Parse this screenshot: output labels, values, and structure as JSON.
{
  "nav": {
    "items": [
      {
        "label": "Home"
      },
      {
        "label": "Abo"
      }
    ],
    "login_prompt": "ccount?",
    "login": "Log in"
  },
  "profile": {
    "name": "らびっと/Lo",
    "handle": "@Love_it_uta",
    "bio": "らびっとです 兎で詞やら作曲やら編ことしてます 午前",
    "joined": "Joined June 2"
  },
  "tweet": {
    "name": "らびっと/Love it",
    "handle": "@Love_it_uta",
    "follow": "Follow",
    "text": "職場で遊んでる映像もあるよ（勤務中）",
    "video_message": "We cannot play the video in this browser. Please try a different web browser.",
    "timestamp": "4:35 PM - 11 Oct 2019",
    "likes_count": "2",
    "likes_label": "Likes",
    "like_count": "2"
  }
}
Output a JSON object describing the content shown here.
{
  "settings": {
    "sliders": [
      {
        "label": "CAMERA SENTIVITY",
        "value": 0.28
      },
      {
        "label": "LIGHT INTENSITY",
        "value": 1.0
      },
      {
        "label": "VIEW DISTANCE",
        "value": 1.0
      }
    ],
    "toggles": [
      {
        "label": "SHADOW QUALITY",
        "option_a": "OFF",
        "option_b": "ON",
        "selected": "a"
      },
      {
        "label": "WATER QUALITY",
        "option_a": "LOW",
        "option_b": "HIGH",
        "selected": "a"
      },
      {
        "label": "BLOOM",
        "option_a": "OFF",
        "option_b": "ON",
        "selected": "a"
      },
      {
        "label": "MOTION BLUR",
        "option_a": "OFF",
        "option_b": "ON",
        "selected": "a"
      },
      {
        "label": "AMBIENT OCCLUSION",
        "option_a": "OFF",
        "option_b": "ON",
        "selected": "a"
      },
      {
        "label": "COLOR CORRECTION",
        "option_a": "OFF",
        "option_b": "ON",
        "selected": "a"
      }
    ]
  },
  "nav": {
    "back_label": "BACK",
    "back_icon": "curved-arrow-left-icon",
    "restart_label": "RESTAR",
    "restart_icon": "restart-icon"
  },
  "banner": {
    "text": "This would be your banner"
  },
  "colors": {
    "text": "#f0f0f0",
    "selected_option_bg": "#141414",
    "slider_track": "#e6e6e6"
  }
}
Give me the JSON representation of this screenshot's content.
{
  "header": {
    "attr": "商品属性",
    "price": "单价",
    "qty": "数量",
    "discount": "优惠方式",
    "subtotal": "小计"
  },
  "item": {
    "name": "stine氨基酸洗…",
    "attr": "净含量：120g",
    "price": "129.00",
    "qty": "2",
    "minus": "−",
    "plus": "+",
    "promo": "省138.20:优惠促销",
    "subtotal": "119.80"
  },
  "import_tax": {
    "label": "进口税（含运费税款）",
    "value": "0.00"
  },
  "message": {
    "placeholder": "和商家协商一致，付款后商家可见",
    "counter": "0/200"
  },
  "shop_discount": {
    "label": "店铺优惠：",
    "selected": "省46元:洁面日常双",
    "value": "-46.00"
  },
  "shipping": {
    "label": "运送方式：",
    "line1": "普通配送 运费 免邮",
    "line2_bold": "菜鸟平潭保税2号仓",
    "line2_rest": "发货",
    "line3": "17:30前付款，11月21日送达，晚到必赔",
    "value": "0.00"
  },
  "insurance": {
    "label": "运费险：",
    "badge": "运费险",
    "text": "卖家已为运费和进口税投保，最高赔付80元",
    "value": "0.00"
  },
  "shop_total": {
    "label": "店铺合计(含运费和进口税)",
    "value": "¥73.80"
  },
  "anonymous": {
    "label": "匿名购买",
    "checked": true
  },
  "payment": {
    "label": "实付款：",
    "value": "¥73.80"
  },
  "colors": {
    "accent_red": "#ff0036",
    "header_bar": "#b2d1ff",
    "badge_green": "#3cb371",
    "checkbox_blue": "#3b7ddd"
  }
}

-------

What the exercise asks: Check each line above for the string "QUALITY", then copy the ones that have it.

Answer to the problem:
        "label": "SHADOW QUALITY",
        "label": "WATER QUALITY",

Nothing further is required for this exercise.